Goal of the exercise:
Every record below should be printed exactly as given.

Recorded data:
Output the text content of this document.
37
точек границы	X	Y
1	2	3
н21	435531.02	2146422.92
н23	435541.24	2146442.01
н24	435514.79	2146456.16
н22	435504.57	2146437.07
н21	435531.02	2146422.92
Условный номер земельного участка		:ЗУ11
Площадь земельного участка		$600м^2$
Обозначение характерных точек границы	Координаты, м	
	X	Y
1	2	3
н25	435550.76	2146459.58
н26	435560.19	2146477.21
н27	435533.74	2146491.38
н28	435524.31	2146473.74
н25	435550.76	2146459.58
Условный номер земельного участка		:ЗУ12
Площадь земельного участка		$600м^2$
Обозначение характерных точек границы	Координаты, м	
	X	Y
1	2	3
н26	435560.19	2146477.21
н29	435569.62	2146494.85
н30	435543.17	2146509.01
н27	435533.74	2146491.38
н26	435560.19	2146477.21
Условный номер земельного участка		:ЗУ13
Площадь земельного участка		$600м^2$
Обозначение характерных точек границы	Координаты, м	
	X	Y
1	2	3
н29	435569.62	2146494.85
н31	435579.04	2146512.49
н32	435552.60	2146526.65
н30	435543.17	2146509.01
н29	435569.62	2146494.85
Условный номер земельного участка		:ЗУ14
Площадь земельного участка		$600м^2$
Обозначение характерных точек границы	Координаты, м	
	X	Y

Result for this task:
Output the text content of this document.
37
точек границы	X	Y
1	2	3
н21	435531.02	2146422.92
н23	435541.24	2146442.01
н24	435514.79	2146456.16
н22	435504.57	2146437.07
н21	435531.02	2146422.92
Условный номер земельного участка		:ЗУ11
Площадь земельного участка		$600м^2$
Обозначение характерных точек границы	Координаты, м	
	X	Y
1	2	3
н25	435550.76	2146459.58
н26	435560.19	2146477.21
н27	435533.74	2146491.38
н28	435524.31	2146473.74
н25	435550.76	2146459.58
Условный номер земельного участка		:ЗУ12
Площадь земельного участка		$600м^2$
Обозначение характерных точек границы	Координаты, м	
	X	Y
1	2	3
н26	435560.19	2146477.21
н29	435569.62	2146494.85
н30	435543.17	2146509.01
н27	435533.74	2146491.38
н26	435560.19	2146477.21
Условный номер земельного участка		:ЗУ13
Площадь земельного участка		$600м^2$
Обозначение характерных точек границы	Координаты, м	
	X	Y
1	2	3
н29	435569.62	2146494.85
н31	435579.04	2146512.49
н32	435552.60	2146526.65
н30	435543.17	2146509.01
н29	435569.62	2146494.85
Условный номер земельного участка		:ЗУ14
Площадь земельного участка		$600м^2$
Обозначение характерных точек границы	Координаты, м	
	X	Y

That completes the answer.